WORK INSTRUCTIONS
Return each line of the data below verbatim; pictures are to be left out.
── EXTRACTED MATERIAL
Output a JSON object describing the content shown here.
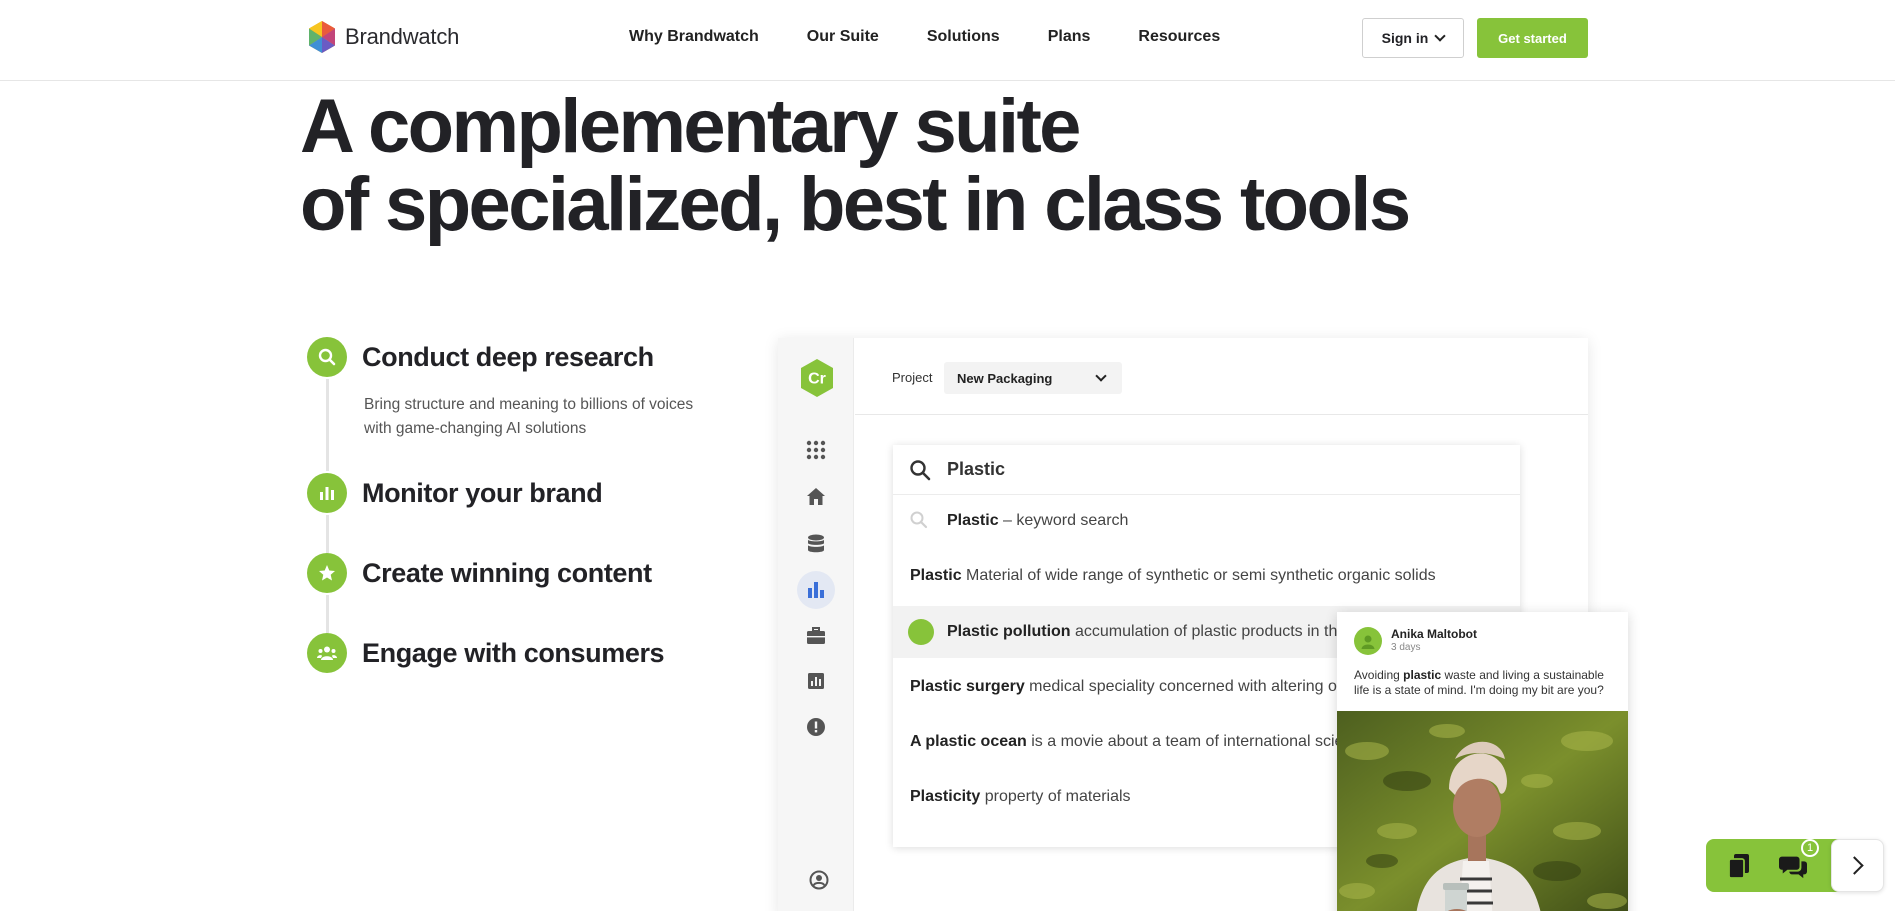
{
  "header": {
    "brand": "Brandwatch",
    "nav": [
      {
        "label": "Why Brandwatch"
      },
      {
        "label": "Our Suite"
      },
      {
        "label": "Solutions"
      },
      {
        "label": "Plans"
      },
      {
        "label": "Resources"
      }
    ],
    "sign_in": "Sign in",
    "get_started": "Get started"
  },
  "hero": {
    "line1": "A complementary suite",
    "line2": "of specialized, best in class tools"
  },
  "features": [
    {
      "title": "Conduct deep research",
      "desc": "Bring structure and meaning to billions of voices with game-changing AI solutions",
      "icon": "search-icon"
    },
    {
      "title": "Monitor your brand",
      "icon": "bar-chart-icon"
    },
    {
      "title": "Create winning content",
      "icon": "star-icon"
    },
    {
      "title": "Engage with consumers",
      "icon": "people-icon"
    }
  ],
  "app": {
    "logo_text": "Cr",
    "project_label": "Project",
    "project_value": "New Packaging",
    "search_value": "Plastic",
    "results": [
      {
        "bold": "Plastic",
        "rest": " – keyword search"
      },
      {
        "bold": "Plastic",
        "rest": " Material of wide range of synthetic or semi synthetic organic solids"
      },
      {
        "bold": "Plastic pollution",
        "rest": " accumulation of plastic products in the"
      },
      {
        "bold": "Plastic surgery",
        "rest": " medical speciality concerned with altering or"
      },
      {
        "bold": "A plastic ocean",
        "rest": " is a movie about a team of international scie"
      },
      {
        "bold": "Plasticity",
        "rest": " property of materials"
      }
    ]
  },
  "post": {
    "author": "Anika Maltobot",
    "time": "3 days",
    "text_pre": "Avoiding ",
    "text_bold": "plastic",
    "text_post": " waste and living a sustainable life is a state of mind. I'm doing my bit are you?"
  },
  "widget": {
    "badge": "1"
  },
  "colors": {
    "accent": "#87c33a",
    "text": "#222226"
  }
}
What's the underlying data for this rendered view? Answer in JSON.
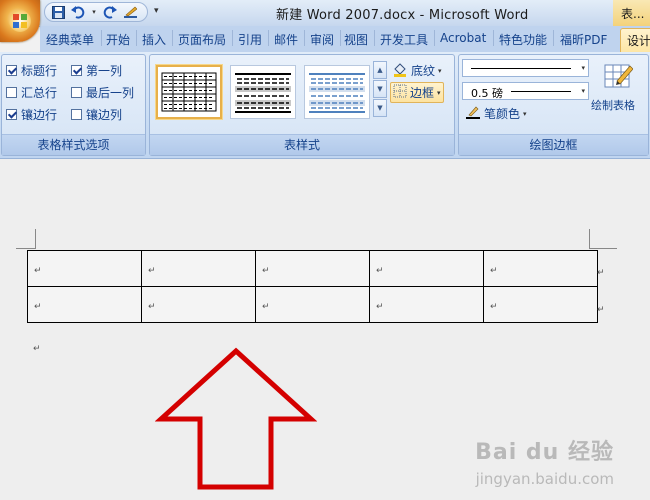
{
  "window": {
    "title": "新建 Word 2007.docx - Microsoft Word",
    "context_tab_label": "表...",
    "qat_more": "▾"
  },
  "tabs": [
    {
      "label": "经典菜单"
    },
    {
      "label": "开始"
    },
    {
      "label": "插入"
    },
    {
      "label": "页面布局"
    },
    {
      "label": "引用"
    },
    {
      "label": "邮件"
    },
    {
      "label": "审阅"
    },
    {
      "label": "视图"
    },
    {
      "label": "开发工具"
    },
    {
      "label": "Acrobat"
    },
    {
      "label": "特色功能"
    },
    {
      "label": "福昕PDF"
    }
  ],
  "active_tab": "设计",
  "table_style_options": {
    "group_label": "表格样式选项",
    "options": [
      {
        "label": "标题行",
        "checked": true
      },
      {
        "label": "第一列",
        "checked": true
      },
      {
        "label": "汇总行",
        "checked": false
      },
      {
        "label": "最后一列",
        "checked": false
      },
      {
        "label": "镶边行",
        "checked": true
      },
      {
        "label": "镶边列",
        "checked": false
      }
    ]
  },
  "table_styles": {
    "group_label": "表样式",
    "shading_label": "底纹",
    "borders_label": "边框"
  },
  "draw_borders": {
    "group_label": "绘图边框",
    "line_weight": "0.5 磅",
    "pen_color_label": "笔颜色",
    "draw_table_label": "绘制表格"
  },
  "document": {
    "paragraph_mark": "↵",
    "rows": 2,
    "cols": 5
  },
  "watermark": {
    "text": "Bai du 经验",
    "sub": "jingyan.baidu.com"
  },
  "colors": {
    "arrow": "#d40000",
    "ribbon_text": "#15428b",
    "selected_style_border": "#e7b04a"
  }
}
────
EXERCISE OUTPUT
Output a JSON object describing the content shown here.
{
  "header": {
    "brand": "Brandwatch",
    "nav": [
      {
        "label": "Why Brandwatch"
      },
      {
        "label": "Our Suite"
      },
      {
        "label": "Solutions"
      },
      {
        "label": "Plans"
      },
      {
        "label": "Resources"
      }
    ],
    "sign_in": "Sign in",
    "get_started": "Get started"
  },
  "hero": {
    "line1": "A complementary suite",
    "line2": "of specialized, best in class tools"
  },
  "features": [
    {
      "title": "Conduct deep research",
      "desc": "Bring structure and meaning to billions of voices with game-changing AI solutions",
      "icon": "search-icon"
    },
    {
      "title": "Monitor your brand",
      "icon": "bar-chart-icon"
    },
    {
      "title": "Create winning content",
      "icon": "star-icon"
    },
    {
      "title": "Engage with consumers",
      "icon": "people-icon"
    }
  ],
  "app": {
    "logo_text": "Cr",
    "project_label": "Project",
    "project_value": "New Packaging",
    "search_value": "Plastic",
    "results": [
      {
        "bold": "Plastic",
        "rest": " – keyword search"
      },
      {
        "bold": "Plastic",
        "rest": " Material of wide range of synthetic or semi synthetic organic solids"
      },
      {
        "bold": "Plastic pollution",
        "rest": " accumulation of plastic products in the"
      },
      {
        "bold": "Plastic surgery",
        "rest": " medical speciality concerned with altering or"
      },
      {
        "bold": "A plastic ocean",
        "rest": " is a movie about a team of international scie"
      },
      {
        "bold": "Plasticity",
        "rest": " property of materials"
      }
    ]
  },
  "post": {
    "author": "Anika Maltobot",
    "time": "3 days",
    "text_pre": "Avoiding ",
    "text_bold": "plastic",
    "text_post": " waste and living a sustainable life is a state of mind. I'm doing my bit are you?"
  },
  "widget": {
    "badge": "1"
  },
  "colors": {
    "accent": "#87c33a",
    "text": "#222226"
  }
}
What's the underlying data for this rendered view? Answer in JSON.
{
  "window": {
    "title": "新建 Word 2007.docx - Microsoft Word",
    "context_tab_label": "表...",
    "qat_more": "▾"
  },
  "tabs": [
    {
      "label": "经典菜单"
    },
    {
      "label": "开始"
    },
    {
      "label": "插入"
    },
    {
      "label": "页面布局"
    },
    {
      "label": "引用"
    },
    {
      "label": "邮件"
    },
    {
      "label": "审阅"
    },
    {
      "label": "视图"
    },
    {
      "label": "开发工具"
    },
    {
      "label": "Acrobat"
    },
    {
      "label": "特色功能"
    },
    {
      "label": "福昕PDF"
    }
  ],
  "active_tab": "设计",
  "table_style_options": {
    "group_label": "表格样式选项",
    "options": [
      {
        "label": "标题行",
        "checked": true
      },
      {
        "label": "第一列",
        "checked": true
      },
      {
        "label": "汇总行",
        "checked": false
      },
      {
        "label": "最后一列",
        "checked": false
      },
      {
        "label": "镶边行",
        "checked": true
      },
      {
        "label": "镶边列",
        "checked": false
      }
    ]
  },
  "table_styles": {
    "group_label": "表样式",
    "shading_label": "底纹",
    "borders_label": "边框"
  },
  "draw_borders": {
    "group_label": "绘图边框",
    "line_weight": "0.5 磅",
    "pen_color_label": "笔颜色",
    "draw_table_label": "绘制表格"
  },
  "document": {
    "paragraph_mark": "↵",
    "rows": 2,
    "cols": 5
  },
  "watermark": {
    "text": "Bai du 经验",
    "sub": "jingyan.baidu.com"
  },
  "colors": {
    "arrow": "#d40000",
    "ribbon_text": "#15428b",
    "selected_style_border": "#e7b04a"
  }
}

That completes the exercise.